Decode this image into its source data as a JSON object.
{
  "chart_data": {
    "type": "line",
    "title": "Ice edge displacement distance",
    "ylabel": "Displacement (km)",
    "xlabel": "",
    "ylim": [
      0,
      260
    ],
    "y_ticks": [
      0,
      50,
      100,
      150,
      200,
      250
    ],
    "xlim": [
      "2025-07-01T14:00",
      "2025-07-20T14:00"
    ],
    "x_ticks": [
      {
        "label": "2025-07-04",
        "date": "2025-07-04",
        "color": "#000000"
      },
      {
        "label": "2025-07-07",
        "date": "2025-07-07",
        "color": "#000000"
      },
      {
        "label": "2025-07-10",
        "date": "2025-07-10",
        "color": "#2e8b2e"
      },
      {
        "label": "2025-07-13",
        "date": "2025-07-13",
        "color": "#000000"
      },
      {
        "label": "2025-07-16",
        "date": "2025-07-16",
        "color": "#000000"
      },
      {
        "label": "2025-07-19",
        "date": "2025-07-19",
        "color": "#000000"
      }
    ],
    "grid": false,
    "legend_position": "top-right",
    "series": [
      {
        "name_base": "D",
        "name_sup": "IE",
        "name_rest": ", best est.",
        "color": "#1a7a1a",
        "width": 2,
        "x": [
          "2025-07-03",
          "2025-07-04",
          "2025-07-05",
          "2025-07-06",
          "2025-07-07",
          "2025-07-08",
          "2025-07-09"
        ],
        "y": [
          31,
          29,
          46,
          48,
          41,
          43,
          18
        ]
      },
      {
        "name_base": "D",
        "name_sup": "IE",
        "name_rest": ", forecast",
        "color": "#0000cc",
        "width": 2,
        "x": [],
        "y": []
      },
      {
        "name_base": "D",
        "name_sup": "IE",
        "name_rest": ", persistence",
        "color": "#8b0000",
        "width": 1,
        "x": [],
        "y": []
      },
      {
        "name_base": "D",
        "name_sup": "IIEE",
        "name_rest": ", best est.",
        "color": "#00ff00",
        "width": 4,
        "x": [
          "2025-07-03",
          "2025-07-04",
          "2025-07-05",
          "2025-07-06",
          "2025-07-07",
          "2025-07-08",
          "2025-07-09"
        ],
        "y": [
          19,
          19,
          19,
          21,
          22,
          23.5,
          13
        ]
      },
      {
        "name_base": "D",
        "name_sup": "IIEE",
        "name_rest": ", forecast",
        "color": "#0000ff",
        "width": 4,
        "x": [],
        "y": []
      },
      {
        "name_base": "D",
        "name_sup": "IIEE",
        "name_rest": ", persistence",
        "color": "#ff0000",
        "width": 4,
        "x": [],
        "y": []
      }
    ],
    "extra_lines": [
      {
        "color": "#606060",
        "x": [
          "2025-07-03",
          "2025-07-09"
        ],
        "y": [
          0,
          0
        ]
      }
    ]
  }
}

▶ Goal of the exercise:
Recopy all the lines exactly as they appear.

▶ Written solution:
Decode this image into its source data as a JSON object.
{
  "chart_data": {
    "type": "line",
    "title": "Ice edge displacement distance",
    "ylabel": "Displacement (km)",
    "xlabel": "",
    "ylim": [
      0,
      260
    ],
    "y_ticks": [
      0,
      50,
      100,
      150,
      200,
      250
    ],
    "xlim": [
      "2025-07-01T14:00",
      "2025-07-20T14:00"
    ],
    "x_ticks": [
      {
        "label": "2025-07-04",
        "date": "2025-07-04",
        "color": "#000000"
      },
      {
        "label": "2025-07-07",
        "date": "2025-07-07",
        "color": "#000000"
      },
      {
        "label": "2025-07-10",
        "date": "2025-07-10",
        "color": "#2e8b2e"
      },
      {
        "label": "2025-07-13",
        "date": "2025-07-13",
        "color": "#000000"
      },
      {
        "label": "2025-07-16",
        "date": "2025-07-16",
        "color": "#000000"
      },
      {
        "label": "2025-07-19",
        "date": "2025-07-19",
        "color": "#000000"
      }
    ],
    "grid": false,
    "legend_position": "top-right",
    "series": [
      {
        "name_base": "D",
        "name_sup": "IE",
        "name_rest": ", best est.",
        "color": "#1a7a1a",
        "width": 2,
        "x": [
          "2025-07-03",
          "2025-07-04",
          "2025-07-05",
          "2025-07-06",
          "2025-07-07",
          "2025-07-08",
          "2025-07-09"
        ],
        "y": [
          31,
          29,
          46,
          48,
          41,
          43,
          18
        ]
      },
      {
        "name_base": "D",
        "name_sup": "IE",
        "name_rest": ", forecast",
        "color": "#0000cc",
        "width": 2,
        "x": [],
        "y": []
      },
      {
        "name_base": "D",
        "name_sup": "IE",
        "name_rest": ", persistence",
        "color": "#8b0000",
        "width": 1,
        "x": [],
        "y": []
      },
      {
        "name_base": "D",
        "name_sup": "IIEE",
        "name_rest": ", best est.",
        "color": "#00ff00",
        "width": 4,
        "x": [
          "2025-07-03",
          "2025-07-04",
          "2025-07-05",
          "2025-07-06",
          "2025-07-07",
          "2025-07-08",
          "2025-07-09"
        ],
        "y": [
          19,
          19,
          19,
          21,
          22,
          23.5,
          13
        ]
      },
      {
        "name_base": "D",
        "name_sup": "IIEE",
        "name_rest": ", forecast",
        "color": "#0000ff",
        "width": 4,
        "x": [],
        "y": []
      },
      {
        "name_base": "D",
        "name_sup": "IIEE",
        "name_rest": ", persistence",
        "color": "#ff0000",
        "width": 4,
        "x": [],
        "y": []
      }
    ],
    "extra_lines": [
      {
        "color": "#606060",
        "x": [
          "2025-07-03",
          "2025-07-09"
        ],
        "y": [
          0,
          0
        ]
      }
    ]
  }
}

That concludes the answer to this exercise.